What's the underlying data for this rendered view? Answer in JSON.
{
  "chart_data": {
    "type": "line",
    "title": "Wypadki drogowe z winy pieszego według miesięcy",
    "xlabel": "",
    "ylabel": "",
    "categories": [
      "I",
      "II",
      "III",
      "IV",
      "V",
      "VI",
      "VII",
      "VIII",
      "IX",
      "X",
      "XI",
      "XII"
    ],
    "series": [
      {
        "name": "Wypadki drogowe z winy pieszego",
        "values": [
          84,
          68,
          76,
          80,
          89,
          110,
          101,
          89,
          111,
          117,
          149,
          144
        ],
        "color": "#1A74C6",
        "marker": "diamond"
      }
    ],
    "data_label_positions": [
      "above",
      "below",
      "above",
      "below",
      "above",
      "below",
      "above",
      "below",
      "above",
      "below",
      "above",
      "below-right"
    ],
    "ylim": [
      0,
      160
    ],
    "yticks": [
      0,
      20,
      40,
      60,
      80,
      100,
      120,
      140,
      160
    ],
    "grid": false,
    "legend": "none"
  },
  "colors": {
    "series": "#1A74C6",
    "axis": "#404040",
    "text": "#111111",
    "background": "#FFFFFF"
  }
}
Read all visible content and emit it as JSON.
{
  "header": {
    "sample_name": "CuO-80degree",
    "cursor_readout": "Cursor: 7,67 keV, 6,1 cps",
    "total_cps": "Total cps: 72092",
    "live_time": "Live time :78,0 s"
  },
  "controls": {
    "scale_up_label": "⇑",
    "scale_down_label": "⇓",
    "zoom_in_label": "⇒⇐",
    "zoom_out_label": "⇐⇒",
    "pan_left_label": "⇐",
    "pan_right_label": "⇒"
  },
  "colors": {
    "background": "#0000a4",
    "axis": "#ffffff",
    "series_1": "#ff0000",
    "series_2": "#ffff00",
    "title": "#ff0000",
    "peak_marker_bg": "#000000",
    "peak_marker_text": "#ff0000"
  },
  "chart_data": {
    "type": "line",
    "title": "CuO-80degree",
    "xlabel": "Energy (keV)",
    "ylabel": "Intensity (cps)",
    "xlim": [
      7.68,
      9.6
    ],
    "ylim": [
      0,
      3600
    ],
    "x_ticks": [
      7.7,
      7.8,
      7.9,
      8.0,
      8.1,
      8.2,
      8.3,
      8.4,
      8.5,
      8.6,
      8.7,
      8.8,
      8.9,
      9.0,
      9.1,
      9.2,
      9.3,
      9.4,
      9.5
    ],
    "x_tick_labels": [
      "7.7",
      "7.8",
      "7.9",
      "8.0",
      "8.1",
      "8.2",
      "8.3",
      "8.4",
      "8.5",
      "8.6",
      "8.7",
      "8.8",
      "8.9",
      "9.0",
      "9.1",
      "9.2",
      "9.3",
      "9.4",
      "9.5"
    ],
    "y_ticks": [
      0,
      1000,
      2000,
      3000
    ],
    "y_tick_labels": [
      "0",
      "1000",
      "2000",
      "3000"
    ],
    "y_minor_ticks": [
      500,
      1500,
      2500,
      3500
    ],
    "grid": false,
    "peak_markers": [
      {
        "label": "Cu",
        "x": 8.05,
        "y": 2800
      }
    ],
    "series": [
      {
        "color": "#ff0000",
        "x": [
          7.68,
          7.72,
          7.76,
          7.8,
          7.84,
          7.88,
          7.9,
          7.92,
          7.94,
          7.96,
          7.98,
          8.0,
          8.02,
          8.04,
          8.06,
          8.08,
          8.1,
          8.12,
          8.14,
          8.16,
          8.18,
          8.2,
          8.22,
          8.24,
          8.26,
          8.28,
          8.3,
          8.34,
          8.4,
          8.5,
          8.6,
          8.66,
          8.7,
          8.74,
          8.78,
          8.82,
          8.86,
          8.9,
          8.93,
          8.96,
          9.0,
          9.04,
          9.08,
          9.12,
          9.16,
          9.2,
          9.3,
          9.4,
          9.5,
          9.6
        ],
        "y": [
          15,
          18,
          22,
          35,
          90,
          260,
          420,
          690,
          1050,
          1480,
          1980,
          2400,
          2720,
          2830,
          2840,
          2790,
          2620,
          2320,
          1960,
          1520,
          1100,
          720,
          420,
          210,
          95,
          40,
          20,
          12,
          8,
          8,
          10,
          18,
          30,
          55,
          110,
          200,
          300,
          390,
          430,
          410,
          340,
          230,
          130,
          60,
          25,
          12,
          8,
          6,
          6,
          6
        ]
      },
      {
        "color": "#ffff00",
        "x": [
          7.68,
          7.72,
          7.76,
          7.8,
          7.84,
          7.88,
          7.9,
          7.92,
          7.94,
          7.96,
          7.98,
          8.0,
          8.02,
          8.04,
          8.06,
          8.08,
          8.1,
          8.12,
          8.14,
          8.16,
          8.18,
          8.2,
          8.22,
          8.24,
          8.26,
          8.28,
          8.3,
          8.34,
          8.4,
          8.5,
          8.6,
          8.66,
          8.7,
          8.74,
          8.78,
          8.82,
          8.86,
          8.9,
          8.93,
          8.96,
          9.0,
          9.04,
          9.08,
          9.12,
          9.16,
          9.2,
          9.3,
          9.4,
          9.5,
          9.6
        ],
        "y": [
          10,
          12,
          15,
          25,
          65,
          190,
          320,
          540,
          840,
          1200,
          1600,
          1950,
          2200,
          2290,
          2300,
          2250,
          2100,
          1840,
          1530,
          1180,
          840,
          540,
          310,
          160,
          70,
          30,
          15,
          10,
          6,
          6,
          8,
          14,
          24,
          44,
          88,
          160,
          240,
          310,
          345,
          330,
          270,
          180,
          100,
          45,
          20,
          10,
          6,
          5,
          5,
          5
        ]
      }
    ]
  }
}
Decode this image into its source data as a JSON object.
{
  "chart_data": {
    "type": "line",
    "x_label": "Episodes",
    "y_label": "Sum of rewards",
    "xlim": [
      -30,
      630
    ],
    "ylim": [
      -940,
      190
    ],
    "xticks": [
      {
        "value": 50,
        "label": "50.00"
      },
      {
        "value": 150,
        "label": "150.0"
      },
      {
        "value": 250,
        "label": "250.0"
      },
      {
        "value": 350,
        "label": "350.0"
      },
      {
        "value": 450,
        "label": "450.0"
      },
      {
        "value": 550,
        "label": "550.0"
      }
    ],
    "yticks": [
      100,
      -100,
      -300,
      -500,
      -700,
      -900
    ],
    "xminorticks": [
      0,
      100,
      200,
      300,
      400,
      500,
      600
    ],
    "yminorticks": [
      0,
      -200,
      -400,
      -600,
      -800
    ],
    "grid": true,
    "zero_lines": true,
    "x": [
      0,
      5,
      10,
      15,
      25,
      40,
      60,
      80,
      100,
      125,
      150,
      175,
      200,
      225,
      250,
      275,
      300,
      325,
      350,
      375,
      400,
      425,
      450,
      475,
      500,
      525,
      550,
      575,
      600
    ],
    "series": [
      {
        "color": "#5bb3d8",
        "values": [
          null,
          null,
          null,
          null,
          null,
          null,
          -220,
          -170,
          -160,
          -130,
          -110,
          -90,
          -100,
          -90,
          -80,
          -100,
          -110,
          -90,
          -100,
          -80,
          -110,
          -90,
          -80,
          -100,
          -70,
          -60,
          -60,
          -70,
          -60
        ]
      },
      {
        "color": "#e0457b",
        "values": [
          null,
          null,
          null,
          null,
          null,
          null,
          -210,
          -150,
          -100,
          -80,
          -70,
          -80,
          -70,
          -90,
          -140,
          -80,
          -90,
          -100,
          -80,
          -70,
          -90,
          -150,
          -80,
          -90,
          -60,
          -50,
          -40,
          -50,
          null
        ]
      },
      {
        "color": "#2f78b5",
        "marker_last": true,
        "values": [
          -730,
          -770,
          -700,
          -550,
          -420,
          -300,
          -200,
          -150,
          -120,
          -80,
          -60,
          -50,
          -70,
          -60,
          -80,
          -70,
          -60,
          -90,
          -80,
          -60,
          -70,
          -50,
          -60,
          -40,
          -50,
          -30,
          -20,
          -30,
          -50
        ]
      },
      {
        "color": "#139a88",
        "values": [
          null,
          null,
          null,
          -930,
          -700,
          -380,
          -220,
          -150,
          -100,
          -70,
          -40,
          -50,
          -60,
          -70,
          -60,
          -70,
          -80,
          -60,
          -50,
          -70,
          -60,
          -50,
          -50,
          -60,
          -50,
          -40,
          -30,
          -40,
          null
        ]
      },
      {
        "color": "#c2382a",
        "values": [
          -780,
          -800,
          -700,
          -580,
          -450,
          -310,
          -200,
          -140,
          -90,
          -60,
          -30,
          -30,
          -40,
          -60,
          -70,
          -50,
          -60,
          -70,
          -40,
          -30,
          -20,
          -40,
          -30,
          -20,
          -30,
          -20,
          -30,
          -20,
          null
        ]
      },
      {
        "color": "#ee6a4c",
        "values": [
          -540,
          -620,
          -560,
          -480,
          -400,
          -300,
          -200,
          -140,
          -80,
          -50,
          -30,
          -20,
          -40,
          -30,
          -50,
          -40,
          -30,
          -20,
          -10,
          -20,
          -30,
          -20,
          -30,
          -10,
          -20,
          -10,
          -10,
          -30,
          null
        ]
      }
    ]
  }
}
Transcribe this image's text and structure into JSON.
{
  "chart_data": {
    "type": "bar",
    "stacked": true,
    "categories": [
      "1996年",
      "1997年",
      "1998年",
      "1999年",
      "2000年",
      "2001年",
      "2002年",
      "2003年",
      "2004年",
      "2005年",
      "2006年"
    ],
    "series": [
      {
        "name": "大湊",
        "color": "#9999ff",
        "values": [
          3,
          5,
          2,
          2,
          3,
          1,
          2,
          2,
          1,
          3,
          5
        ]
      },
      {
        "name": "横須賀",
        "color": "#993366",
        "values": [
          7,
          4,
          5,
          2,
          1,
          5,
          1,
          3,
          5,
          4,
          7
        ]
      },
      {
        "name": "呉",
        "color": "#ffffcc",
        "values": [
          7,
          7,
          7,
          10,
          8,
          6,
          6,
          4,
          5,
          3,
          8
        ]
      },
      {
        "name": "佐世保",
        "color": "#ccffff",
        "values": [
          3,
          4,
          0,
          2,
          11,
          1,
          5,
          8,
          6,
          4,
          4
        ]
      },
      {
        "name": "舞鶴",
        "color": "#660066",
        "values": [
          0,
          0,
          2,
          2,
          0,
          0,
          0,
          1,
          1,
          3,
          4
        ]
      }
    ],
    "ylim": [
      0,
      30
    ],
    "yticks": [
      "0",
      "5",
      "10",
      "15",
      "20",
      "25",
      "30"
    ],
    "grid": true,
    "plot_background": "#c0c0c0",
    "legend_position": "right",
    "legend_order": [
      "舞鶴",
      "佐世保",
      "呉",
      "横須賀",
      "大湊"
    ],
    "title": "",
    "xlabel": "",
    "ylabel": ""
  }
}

____

== Your objective ==
In the material above, show every line where the word "Wypadki" turns up.

== Solution for this problem ==
    "title": "Wypadki drogowe z winy pieszego według miesięcy",
        "name": "Wypadki drogowe z winy pieszego",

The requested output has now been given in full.